* Exercise objective *
Copy the rows below, changing each "y-tick-label" to "y-axis-label" and keeping everything else the same.
++++ Entries supplied ++++
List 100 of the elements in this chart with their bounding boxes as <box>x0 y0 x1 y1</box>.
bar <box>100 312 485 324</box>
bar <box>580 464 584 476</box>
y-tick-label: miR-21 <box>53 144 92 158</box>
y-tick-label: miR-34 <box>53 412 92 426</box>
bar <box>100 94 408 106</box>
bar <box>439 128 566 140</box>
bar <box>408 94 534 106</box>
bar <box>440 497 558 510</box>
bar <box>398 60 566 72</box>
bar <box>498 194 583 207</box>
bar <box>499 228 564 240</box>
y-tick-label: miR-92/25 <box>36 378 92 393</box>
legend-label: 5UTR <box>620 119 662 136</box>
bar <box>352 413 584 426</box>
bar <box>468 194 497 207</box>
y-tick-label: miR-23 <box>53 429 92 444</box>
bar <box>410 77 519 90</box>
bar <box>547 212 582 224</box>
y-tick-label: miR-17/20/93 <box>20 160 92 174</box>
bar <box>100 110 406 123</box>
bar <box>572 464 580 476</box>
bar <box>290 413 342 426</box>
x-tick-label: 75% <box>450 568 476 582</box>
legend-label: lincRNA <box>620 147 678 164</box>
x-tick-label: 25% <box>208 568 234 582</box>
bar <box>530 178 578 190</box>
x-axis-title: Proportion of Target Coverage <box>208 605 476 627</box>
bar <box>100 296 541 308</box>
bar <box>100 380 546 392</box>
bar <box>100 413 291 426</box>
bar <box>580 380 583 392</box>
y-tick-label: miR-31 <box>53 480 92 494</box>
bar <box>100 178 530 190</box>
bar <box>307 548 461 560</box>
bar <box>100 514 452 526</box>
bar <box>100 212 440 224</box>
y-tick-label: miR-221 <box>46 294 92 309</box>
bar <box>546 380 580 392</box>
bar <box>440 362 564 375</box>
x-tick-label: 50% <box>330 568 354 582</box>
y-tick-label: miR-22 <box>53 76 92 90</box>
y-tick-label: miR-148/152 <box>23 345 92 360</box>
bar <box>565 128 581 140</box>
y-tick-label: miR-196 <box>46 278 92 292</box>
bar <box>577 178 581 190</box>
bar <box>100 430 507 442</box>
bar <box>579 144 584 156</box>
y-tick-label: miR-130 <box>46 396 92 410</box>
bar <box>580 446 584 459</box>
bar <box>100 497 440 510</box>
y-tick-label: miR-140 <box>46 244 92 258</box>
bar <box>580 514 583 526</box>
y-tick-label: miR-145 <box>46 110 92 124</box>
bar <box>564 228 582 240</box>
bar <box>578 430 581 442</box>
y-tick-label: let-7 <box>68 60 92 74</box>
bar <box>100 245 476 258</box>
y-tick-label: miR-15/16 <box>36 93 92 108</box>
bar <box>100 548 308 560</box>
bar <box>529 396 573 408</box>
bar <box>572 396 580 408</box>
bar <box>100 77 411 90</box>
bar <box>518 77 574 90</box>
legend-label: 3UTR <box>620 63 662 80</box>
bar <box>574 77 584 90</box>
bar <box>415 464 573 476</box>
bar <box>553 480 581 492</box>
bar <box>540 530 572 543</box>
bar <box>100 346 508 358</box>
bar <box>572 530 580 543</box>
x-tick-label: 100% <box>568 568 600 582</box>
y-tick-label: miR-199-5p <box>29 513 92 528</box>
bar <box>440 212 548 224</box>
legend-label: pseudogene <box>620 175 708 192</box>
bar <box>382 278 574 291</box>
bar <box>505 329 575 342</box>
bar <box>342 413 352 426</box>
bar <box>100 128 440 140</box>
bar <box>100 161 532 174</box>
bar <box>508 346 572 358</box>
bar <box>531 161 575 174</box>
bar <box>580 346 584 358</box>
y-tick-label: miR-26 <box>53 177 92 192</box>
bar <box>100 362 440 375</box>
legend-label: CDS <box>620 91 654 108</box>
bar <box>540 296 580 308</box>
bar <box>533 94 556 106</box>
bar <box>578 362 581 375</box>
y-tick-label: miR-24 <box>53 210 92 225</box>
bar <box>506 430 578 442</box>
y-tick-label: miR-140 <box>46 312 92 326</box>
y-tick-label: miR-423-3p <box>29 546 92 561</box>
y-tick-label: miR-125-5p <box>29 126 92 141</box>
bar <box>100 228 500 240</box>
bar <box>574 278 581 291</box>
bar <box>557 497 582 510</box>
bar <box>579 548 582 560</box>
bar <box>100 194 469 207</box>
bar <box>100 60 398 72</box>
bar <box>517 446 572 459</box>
++++
* Task output *
List 100 of the elements in this chart with their bounding boxes as <box>x0 y0 x1 y1</box>.
bar <box>100 312 485 324</box>
bar <box>580 464 584 476</box>
y-axis-label: miR-21 <box>53 144 92 158</box>
y-axis-label: miR-34 <box>53 412 92 426</box>
bar <box>100 94 408 106</box>
bar <box>439 128 566 140</box>
bar <box>408 94 534 106</box>
bar <box>440 497 558 510</box>
bar <box>398 60 566 72</box>
bar <box>498 194 583 207</box>
bar <box>499 228 564 240</box>
y-axis-label: miR-92/25 <box>36 378 92 393</box>
legend-label: 5UTR <box>620 119 662 136</box>
bar <box>352 413 584 426</box>
bar <box>468 194 497 207</box>
y-axis-label: miR-23 <box>53 429 92 444</box>
bar <box>410 77 519 90</box>
bar <box>547 212 582 224</box>
y-axis-label: miR-17/20/93 <box>20 160 92 174</box>
bar <box>100 110 406 123</box>
bar <box>572 464 580 476</box>
bar <box>290 413 342 426</box>
x-tick-label: 75% <box>450 568 476 582</box>
legend-label: lincRNA <box>620 147 678 164</box>
x-tick-label: 25% <box>208 568 234 582</box>
bar <box>530 178 578 190</box>
x-axis-title: Proportion of Target Coverage <box>208 605 476 627</box>
bar <box>100 296 541 308</box>
bar <box>100 380 546 392</box>
bar <box>100 413 291 426</box>
bar <box>580 380 583 392</box>
y-axis-label: miR-31 <box>53 480 92 494</box>
bar <box>100 178 530 190</box>
bar <box>307 548 461 560</box>
bar <box>100 514 452 526</box>
bar <box>100 212 440 224</box>
y-axis-label: miR-221 <box>46 294 92 309</box>
bar <box>546 380 580 392</box>
bar <box>440 362 564 375</box>
x-tick-label: 50% <box>330 568 354 582</box>
y-axis-label: miR-22 <box>53 76 92 90</box>
y-axis-label: miR-148/152 <box>23 345 92 360</box>
bar <box>565 128 581 140</box>
y-axis-label: miR-196 <box>46 278 92 292</box>
bar <box>577 178 581 190</box>
bar <box>100 430 507 442</box>
bar <box>579 144 584 156</box>
y-axis-label: miR-130 <box>46 396 92 410</box>
bar <box>580 446 584 459</box>
bar <box>100 497 440 510</box>
y-axis-label: miR-140 <box>46 244 92 258</box>
bar <box>580 514 583 526</box>
y-axis-label: miR-145 <box>46 110 92 124</box>
bar <box>564 228 582 240</box>
bar <box>578 430 581 442</box>
y-axis-label: let-7 <box>68 60 92 74</box>
bar <box>100 245 476 258</box>
y-axis-label: miR-15/16 <box>36 93 92 108</box>
bar <box>100 548 308 560</box>
bar <box>529 396 573 408</box>
bar <box>572 396 580 408</box>
bar <box>100 77 411 90</box>
bar <box>518 77 574 90</box>
legend-label: 3UTR <box>620 63 662 80</box>
bar <box>574 77 584 90</box>
bar <box>415 464 573 476</box>
bar <box>553 480 581 492</box>
bar <box>540 530 572 543</box>
bar <box>100 346 508 358</box>
bar <box>572 530 580 543</box>
x-tick-label: 100% <box>568 568 600 582</box>
y-axis-label: miR-199-5p <box>29 513 92 528</box>
bar <box>440 212 548 224</box>
legend-label: pseudogene <box>620 175 708 192</box>
bar <box>382 278 574 291</box>
bar <box>505 329 575 342</box>
bar <box>342 413 352 426</box>
bar <box>100 128 440 140</box>
bar <box>100 161 532 174</box>
bar <box>508 346 572 358</box>
bar <box>531 161 575 174</box>
bar <box>580 346 584 358</box>
y-axis-label: miR-26 <box>53 177 92 192</box>
bar <box>100 362 440 375</box>
legend-label: CDS <box>620 91 654 108</box>
bar <box>540 296 580 308</box>
bar <box>533 94 556 106</box>
bar <box>578 362 581 375</box>
y-axis-label: miR-24 <box>53 210 92 225</box>
bar <box>506 430 578 442</box>
y-axis-label: miR-140 <box>46 312 92 326</box>
y-axis-label: miR-423-3p <box>29 546 92 561</box>
y-axis-label: miR-125-5p <box>29 126 92 141</box>
bar <box>100 228 500 240</box>
bar <box>574 278 581 291</box>
bar <box>557 497 582 510</box>
bar <box>579 548 582 560</box>
bar <box>100 194 469 207</box>
bar <box>100 60 398 72</box>
bar <box>517 446 572 459</box>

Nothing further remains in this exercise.